*Written exercise*. Select the lines that contain "name" and copy each of them.

Some records:
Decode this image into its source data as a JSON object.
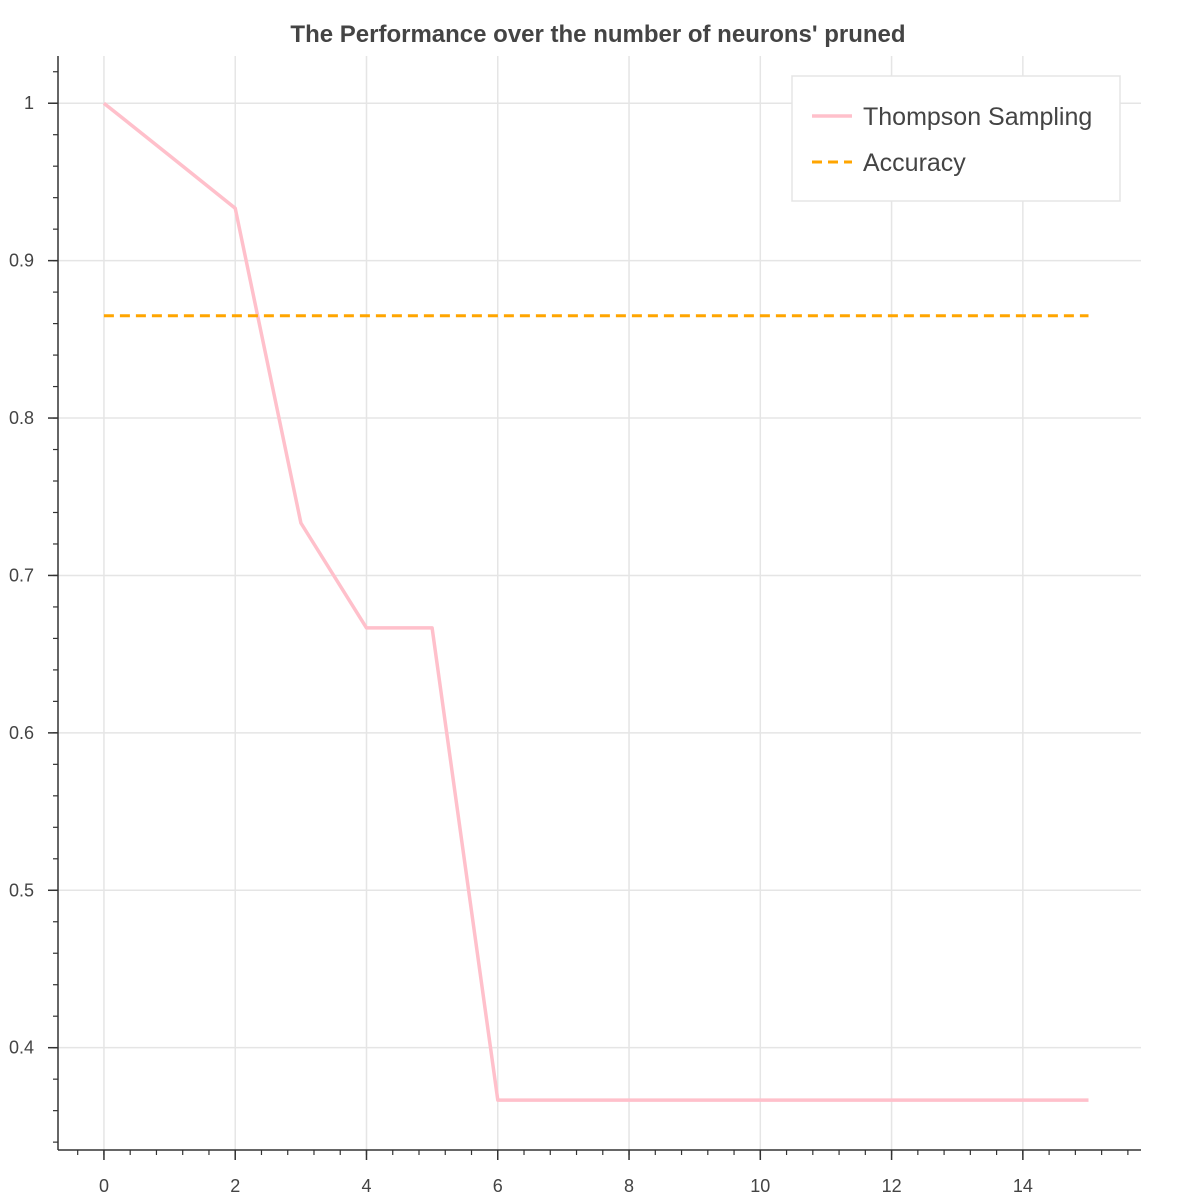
{
  "chart_data": {
    "type": "line",
    "title": "The Performance over the number of neurons' pruned",
    "xlabel": "",
    "ylabel": "",
    "xlim": [
      -0.7,
      15.8
    ],
    "ylim": [
      0.335,
      1.03
    ],
    "x_ticks": [
      "0",
      "2",
      "4",
      "6",
      "8",
      "10",
      "12",
      "14"
    ],
    "y_ticks": [
      "0.4",
      "0.5",
      "0.6",
      "0.7",
      "0.8",
      "0.9",
      "1"
    ],
    "grid": true,
    "legend_position": "top-right",
    "series": [
      {
        "name": "Thompson Sampling",
        "style": "solid",
        "color": "#ffc0cb",
        "x": [
          0,
          1,
          2,
          3,
          4,
          5,
          6,
          7,
          8,
          9,
          10,
          11,
          12,
          13,
          14,
          15
        ],
        "y": [
          1.0,
          0.9667,
          0.9333,
          0.7333,
          0.6667,
          0.6667,
          0.3667,
          0.3667,
          0.3667,
          0.3667,
          0.3667,
          0.3667,
          0.3667,
          0.3667,
          0.3667,
          0.3667
        ]
      },
      {
        "name": "Accuracy",
        "style": "dashed",
        "color": "#ffa500",
        "x": [
          0,
          15
        ],
        "y": [
          0.865,
          0.865
        ]
      }
    ]
  }
}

*Problem solution*.
        "name": "Thompson Sampling",
        "name": "Accuracy",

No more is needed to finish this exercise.